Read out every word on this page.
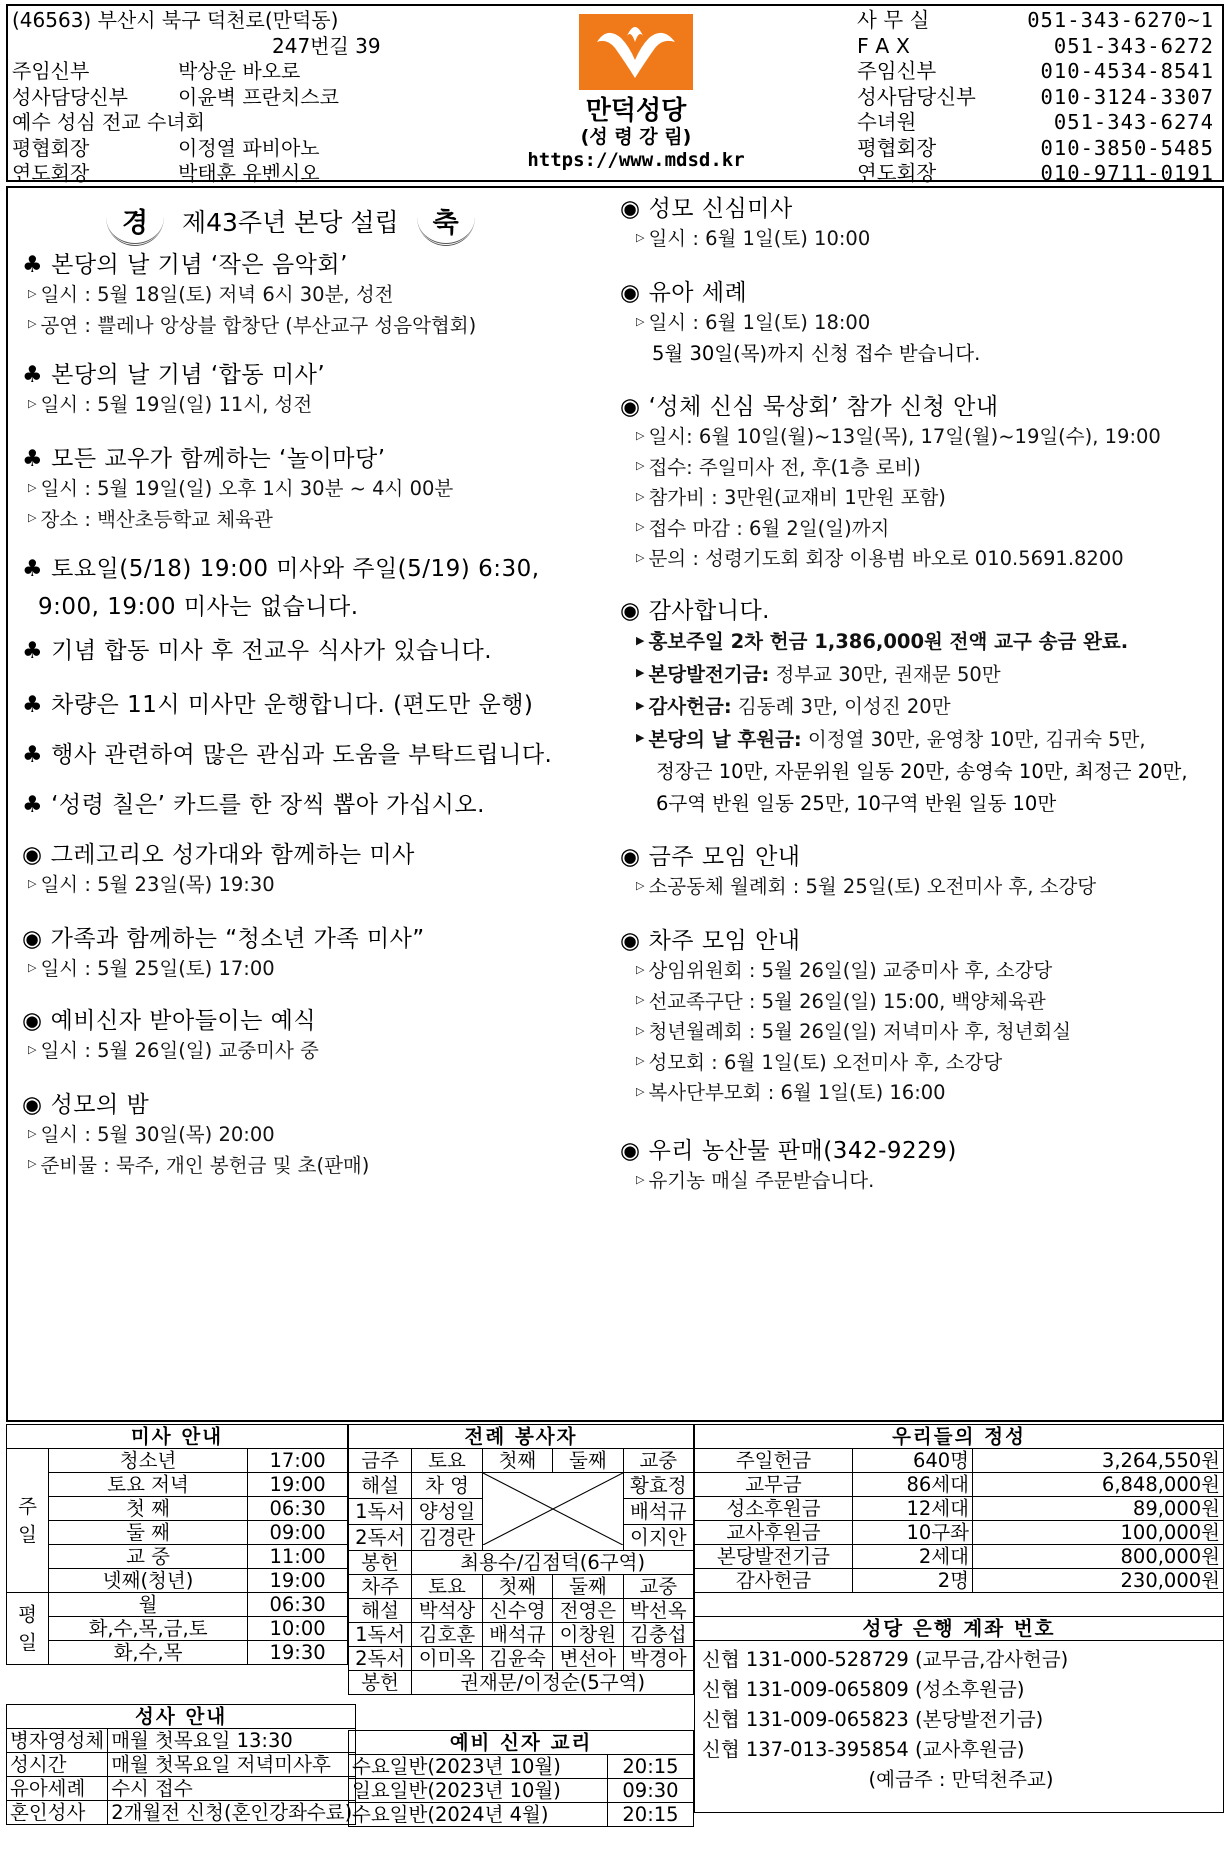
(46563) 부산시 북구 덕천로(만덕동)
247번길 39
주임신부	박상운 바오로
성사담당신부	이윤벽 프란치스코
예수 성심 전교 수녀회
평협회장	이정열 파비아노
연도회장	박태훈 유벤시오
만덕성당
(성 령 강 림)
https://www.mdsd.kr
사 무 실	051-343-6270~1
F A X	051-343-6272
주임신부	010-4534-8541
성사담당신부	010-3124-3307
수녀원	051-343-6274
평협회장	010-3850-5485
연도회장	010-9711-0191
경 제43주년 본당 설립 축
♣ 본당의 날 기념 ‘작은 음악회’
▷ 일시 : 5월 18일(토) 저녁 6시 30분, 성전
▷ 공연 : 쁠레나 앙상블 합창단 (부산교구 성음악협회)
♣ 본당의 날 기념 ‘합동 미사’
▷ 일시 : 5월 19일(일) 11시, 성전
♣ 모든 교우가 함께하는 ‘놀이마당’
▷ 일시 : 5월 19일(일) 오후 1시 30분 ~ 4시 00분
▷ 장소 : 백산초등학교 체육관
♣ 토요일(5/18) 19:00 미사와 주일(5/19) 6:30,
9:00, 19:00 미사는 없습니다.
♣ 기념 합동 미사 후 전교우 식사가 있습니다.
♣ 차량은 11시 미사만 운행합니다. (편도만 운행)
♣ 행사 관련하여 많은 관심과 도움을 부탁드립니다.
♣ ‘성령 칠은’ 카드를 한 장씩 뽑아 가십시오.
◉ 그레고리오 성가대와 함께하는 미사
▷ 일시 : 5월 23일(목) 19:30
◉ 가족과 함께하는 “청소년 가족 미사”
▷ 일시 : 5월 25일(토) 17:00
◉ 예비신자 받아들이는 예식
▷ 일시 : 5월 26일(일) 교중미사 중
◉ 성모의 밤
▷ 일시 : 5월 30일(목) 20:00
▷ 준비물 : 묵주, 개인 봉헌금 및 초(판매)
◉ 성모 신심미사
▷ 일시 : 6월 1일(토) 10:00
◉ 유아 세례
▷ 일시 : 6월 1일(토) 18:00
5월 30일(목)까지 신청 접수 받습니다.
◉ ‘성체 신심 묵상회’ 참가 신청 안내
▷ 일시: 6월 10일(월)~13일(목), 17일(월)~19일(수), 19:00
▷ 접수: 주일미사 전, 후(1층 로비)
▷ 참가비 : 3만원(교재비 1만원 포함)
▷ 접수 마감 : 6월 2일(일)까지
▷ 문의 : 성령기도회 회장 이용범 바오로 010.5691.8200
◉ 감사합니다.
▶ 홍보주일 2차 헌금 1,386,000원 전액 교구 송금 완료.
▶ 본당발전기금: 정부교 30만, 권재문 50만
▶ 감사헌금: 김동례 3만, 이성진 20만
▶ 본당의 날 후원금: 이정열 30만, 윤영창 10만, 김귀숙 5만,
정장근 10만, 자문위원 일동 20만, 송영숙 10만, 최정근 20만,
6구역 반원 일동 25만, 10구역 반원 일동 10만
◉ 금주 모임 안내
▷ 소공동체 월례회 : 5월 25일(토) 오전미사 후, 소강당
◉ 차주 모임 안내
▷ 상임위원회 : 5월 26일(일) 교중미사 후, 소강당
▷ 선교족구단 : 5월 26일(일) 15:00, 백양체육관
▷ 청년월례회 : 5월 26일(일) 저녁미사 후, 청년회실
▷ 성모회 : 6월 1일(토) 오전미사 후, 소강당
▷ 복사단부모회 : 6월 1일(토) 16:00
◉ 우리 농산물 판매(342-9229)
▷ 유기농 매실 주문받습니다.
미사 안내		
주일	청소년	17:00
	토요 저녁	19:00
	첫 째	06:30
	둘 째	09:00
	교 중	11:00
	넷째(청년)	19:00
평일	월	06:30
	화,수,목,금,토	10:00
	화,수,목	19:30
성사 안내	
병자영성체	매월 첫목요일 13:30
성시간	매월 첫목요일 저녁미사후
유아세례	수시 접수
혼인성사	2개월전 신청(혼인강좌수료)
전례 봉사자				
금주	토요	첫째	둘째	교중
해설	차 영			황효정
1독서	양성일			배석규
2독서	김경란			이지안
봉헌	최용수/김점덕(6구역)			
차주	토요	첫째	둘째	교중
해설	박석상	신수영	전영은	박선옥
1독서	김호훈	배석규	이창원	김충섭
2독서	이미옥	김윤숙	변선아	박경아
봉헌	권재문/이정순(5구역)			
예비 신자 교리	
수요일반(2023년 10월)	20:15
일요일반(2023년 10월)	09:30
수요일반(2024년 4월)	20:15
우리들의 정성		
주일헌금	640명	3,264,550원
교무금	86세대	6,848,000원
성소후원금	12세대	89,000원
교사후원금	10구좌	100,000원
본당발전기금	2세대	800,000원
감사헌금	2명	230,000원

성당 은행 계좌 번호		

신협 131-000-528729 (교무금,감사헌금)
신협 131-009-065809 (성소후원금)
신협 131-009-065823 (본당발전기금)
신협 137-013-395854 (교사후원금)
(예금주 : 만덕천주교)		
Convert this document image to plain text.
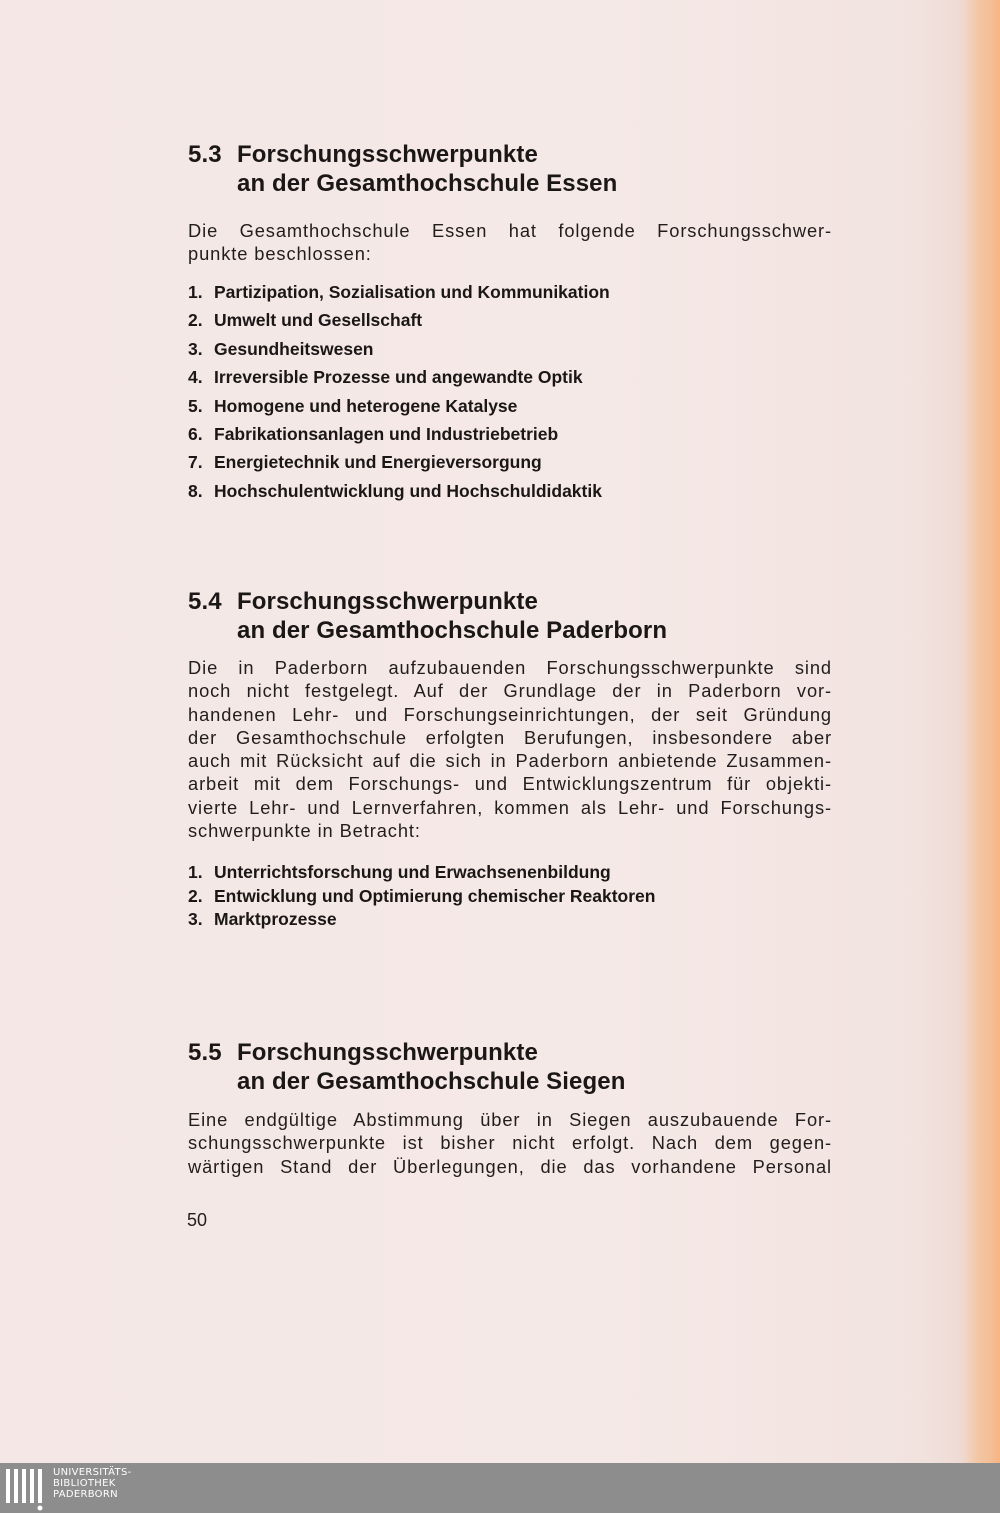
5.3 Forschungsschwerpunkte
an der Gesamthochschule Essen
Die Gesamthochschule Essen hat folgende Forschungsschwer-
punkte beschlossen:
1. Partizipation, Sozialisation und Kommunikation
2. Umwelt und Gesellschaft
3. Gesundheitswesen
4. Irreversible Prozesse und angewandte Optik
5. Homogene und heterogene Katalyse
6. Fabrikationsanlagen und Industriebetrieb
7. Energietechnik und Energieversorgung
8. Hochschulentwicklung und Hochschuldidaktik
5.4 Forschungsschwerpunkte
an der Gesamthochschule Paderborn
Die in Paderborn aufzubauenden Forschungsschwerpunkte sind
noch nicht festgelegt. Auf der Grundlage der in Paderborn vor-
handenen Lehr- und Forschungseinrichtungen, der seit Gründung
der Gesamthochschule erfolgten Berufungen, insbesondere aber
auch mit Rücksicht auf die sich in Paderborn anbietende Zusammen-
arbeit mit dem Forschungs- und Entwicklungszentrum für objekti-
vierte Lehr- und Lernverfahren, kommen als Lehr- und Forschungs-
schwerpunkte in Betracht:
1. Unterrichtsforschung und Erwachsenenbildung
2. Entwicklung und Optimierung chemischer Reaktoren
3. Marktprozesse
5.5 Forschungsschwerpunkte
an der Gesamthochschule Siegen
Eine endgültige Abstimmung über in Siegen auszubauende For-
schungsschwerpunkte ist bisher nicht erfolgt. Nach dem gegen-
wärtigen Stand der Überlegungen, die das vorhandene Personal
50
UNIVERSITÄTS-
BIBLIOTHEK
PADERBORN
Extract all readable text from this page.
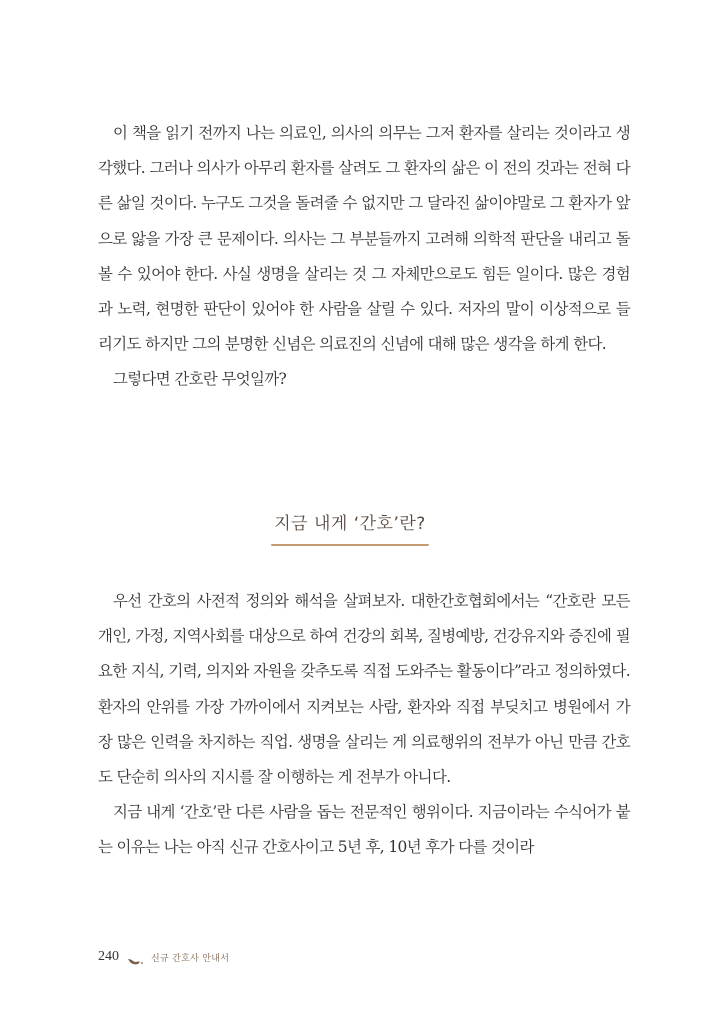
이 책을 읽기 전까지 나는 의료인, 의사의 의무는 그저 환자를 살리는 것이라고 생각했다. 그러나 의사가 아무리 환자를 살려도 그 환자의 삶은 이 전의 것과는 전혀 다른 삶일 것이다. 누구도 그것을 돌려줄 수 없지만 그 달라진 삶이야말로 그 환자가 앞으로 앓을 가장 큰 문제이다. 의사는 그 부분들까지 고려해 의학적 판단을 내리고 돌볼 수 있어야 한다. 사실 생명을 살리는 것 그 자체만으로도 힘든 일이다. 많은 경험과 노력, 현명한 판단이 있어야 한 사람을 살릴 수 있다. 저자의 말이 이상적으로 들리기도 하지만 그의 분명한 신념은 의료진의 신념에 대해 많은 생각을 하게 한다.

그렇다면 간호란 무엇일까?

지금 내게 ‘간호’란?

우선 간호의 사전적 정의와 해석을 살펴보자. 대한간호협회에서는 “간호란 모든 개인, 가정, 지역사회를 대상으로 하여 건강의 회복, 질병예방, 건강유지와 증진에 필요한 지식, 기력, 의지와 자원을 갖추도록 직접 도와주는 활동이다”라고 정의하였다. 환자의 안위를 가장 가까이에서 지켜보는 사람, 환자와 직접 부딪치고 병원에서 가장 많은 인력을 차지하는 직업. 생명을 살리는 게 의료행위의 전부가 아닌 만큼 간호도 단순히 의사의 지시를 잘 이행하는 게 전부가 아니다.

지금 내게 ‘간호’란 다른 사람을 돕는 전문적인 행위이다. 지금이라는 수식어가 붙는 이유는 나는 아직 신규 간호사이고 5년 후, 10년 후가 다를 것이라

240	신규 간호사 안내서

-- WRITTEN EXERCISE --
Exclude all pictures and reproduce exactly the lines from the one containing "Extract all readable text from this page." through the final line of the entries above.

-- SOLUTION TO THIS TASK --
Extract all readable text from this page.
이 책을 읽기 전까지 나는 의료인, 의사의 의무는 그저 환자를 살리는 것이라고 생각했다. 그러나 의사가 아무리 환자를 살려도 그 환자의 삶은 이 전의 것과는 전혀 다른 삶일 것이다. 누구도 그것을 돌려줄 수 없지만 그 달라진 삶이야말로 그 환자가 앞으로 앓을 가장 큰 문제이다. 의사는 그 부분들까지 고려해 의학적 판단을 내리고 돌볼 수 있어야 한다. 사실 생명을 살리는 것 그 자체만으로도 힘든 일이다. 많은 경험과 노력, 현명한 판단이 있어야 한 사람을 살릴 수 있다. 저자의 말이 이상적으로 들리기도 하지만 그의 분명한 신념은 의료진의 신념에 대해 많은 생각을 하게 한다.

그렇다면 간호란 무엇일까?

지금 내게 ‘간호’란?

우선 간호의 사전적 정의와 해석을 살펴보자. 대한간호협회에서는 “간호란 모든 개인, 가정, 지역사회를 대상으로 하여 건강의 회복, 질병예방, 건강유지와 증진에 필요한 지식, 기력, 의지와 자원을 갖추도록 직접 도와주는 활동이다”라고 정의하였다. 환자의 안위를 가장 가까이에서 지켜보는 사람, 환자와 직접 부딪치고 병원에서 가장 많은 인력을 차지하는 직업. 생명을 살리는 게 의료행위의 전부가 아닌 만큼 간호도 단순히 의사의 지시를 잘 이행하는 게 전부가 아니다.

지금 내게 ‘간호’란 다른 사람을 돕는 전문적인 행위이다. 지금이라는 수식어가 붙는 이유는 나는 아직 신규 간호사이고 5년 후, 10년 후가 다를 것이라

240	신규 간호사 안내서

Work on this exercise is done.